Lines of data
● ● ● ● ●
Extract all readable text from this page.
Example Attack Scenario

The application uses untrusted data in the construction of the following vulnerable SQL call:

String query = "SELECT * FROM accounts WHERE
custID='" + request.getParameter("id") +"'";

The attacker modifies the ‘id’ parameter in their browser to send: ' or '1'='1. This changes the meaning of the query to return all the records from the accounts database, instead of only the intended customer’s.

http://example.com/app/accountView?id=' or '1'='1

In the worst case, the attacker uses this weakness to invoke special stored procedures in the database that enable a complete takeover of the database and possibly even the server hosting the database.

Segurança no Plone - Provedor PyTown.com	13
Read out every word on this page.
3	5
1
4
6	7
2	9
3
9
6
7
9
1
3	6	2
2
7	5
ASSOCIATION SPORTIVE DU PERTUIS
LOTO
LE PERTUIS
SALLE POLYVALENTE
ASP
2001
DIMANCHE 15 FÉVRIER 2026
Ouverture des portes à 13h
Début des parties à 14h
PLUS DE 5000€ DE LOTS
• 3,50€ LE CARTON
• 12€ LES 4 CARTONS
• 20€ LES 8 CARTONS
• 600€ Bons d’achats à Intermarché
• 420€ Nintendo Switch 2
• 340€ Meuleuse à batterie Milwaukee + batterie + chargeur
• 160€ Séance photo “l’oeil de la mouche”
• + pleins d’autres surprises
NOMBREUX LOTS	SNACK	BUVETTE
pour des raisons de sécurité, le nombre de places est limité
● ● ● ● ●
TASK PROMPT
Word for word, quote all of the data above.

EXERCISE SOLUTION
Extract all readable text from this page.
Example Attack Scenario

The application uses untrusted data in the construction of the following vulnerable SQL call:

String query = "SELECT * FROM accounts WHERE
custID='" + request.getParameter("id") +"'";

The attacker modifies the ‘id’ parameter in their browser to send: ' or '1'='1. This changes the meaning of the query to return all the records from the accounts database, instead of only the intended customer’s.

http://example.com/app/accountView?id=' or '1'='1

In the worst case, the attacker uses this weakness to invoke special stored procedures in the database that enable a complete takeover of the database and possibly even the server hosting the database.

Segurança no Plone - Provedor PyTown.com	13
Read out every word on this page.
3	5
1
4
6	7
2	9
3
9
6
7
9
1
3	6	2
2
7	5
ASSOCIATION SPORTIVE DU PERTUIS
LOTO
LE PERTUIS
SALLE POLYVALENTE
ASP
2001
DIMANCHE 15 FÉVRIER 2026
Ouverture des portes à 13h
Début des parties à 14h
PLUS DE 5000€ DE LOTS
• 3,50€ LE CARTON
• 12€ LES 4 CARTONS
• 20€ LES 8 CARTONS
• 600€ Bons d’achats à Intermarché
• 420€ Nintendo Switch 2
• 340€ Meuleuse à batterie Milwaukee + batterie + chargeur
• 160€ Séance photo “l’oeil de la mouche”
• + pleins d’autres surprises
NOMBREUX LOTS	SNACK	BUVETTE
pour des raisons de sécurité, le nombre de places est limité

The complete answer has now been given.